→ GIVEN INFORMATION:
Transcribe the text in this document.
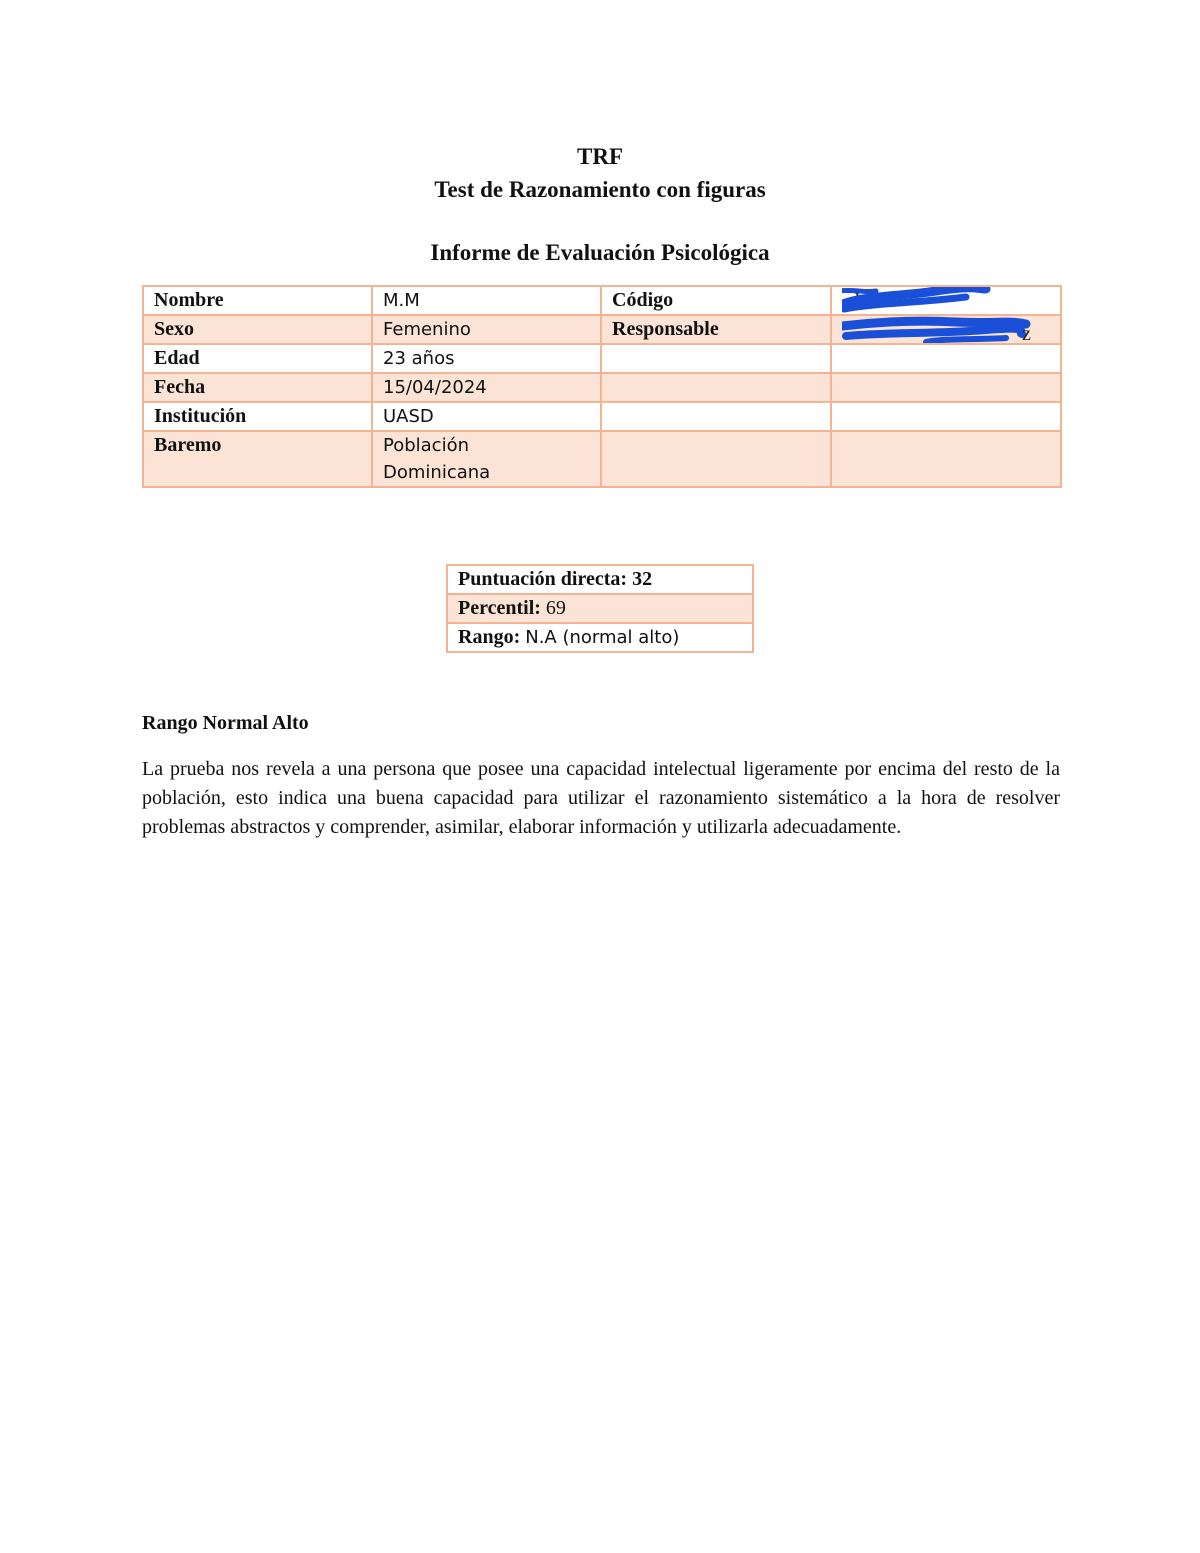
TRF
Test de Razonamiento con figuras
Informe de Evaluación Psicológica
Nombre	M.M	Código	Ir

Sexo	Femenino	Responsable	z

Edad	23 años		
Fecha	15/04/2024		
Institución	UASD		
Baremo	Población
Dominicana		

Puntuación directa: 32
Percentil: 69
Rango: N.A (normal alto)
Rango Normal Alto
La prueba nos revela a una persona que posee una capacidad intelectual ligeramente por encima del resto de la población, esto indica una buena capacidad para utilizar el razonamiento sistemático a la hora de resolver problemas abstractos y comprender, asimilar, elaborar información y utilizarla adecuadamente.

→ PROBLEM: Print each line of the material above exactly, with the pictures removed from your copy.

→ ANSWER FOR THIS EXERCISE:
Transcribe the text in this document.
TRF
Test de Razonamiento con figuras
Informe de Evaluación Psicológica
Nombre	M.M	Código	Ir

Sexo	Femenino	Responsable	z

Edad	23 años		
Fecha	15/04/2024		
Institución	UASD		
Baremo	Población
Dominicana		

Puntuación directa: 32
Percentil: 69
Rango: N.A (normal alto)
Rango Normal Alto
La prueba nos revela a una persona que posee una capacidad intelectual ligeramente por encima del resto de la población, esto indica una buena capacidad para utilizar el razonamiento sistemático a la hora de resolver problemas abstractos y comprender, asimilar, elaborar información y utilizarla adecuadamente.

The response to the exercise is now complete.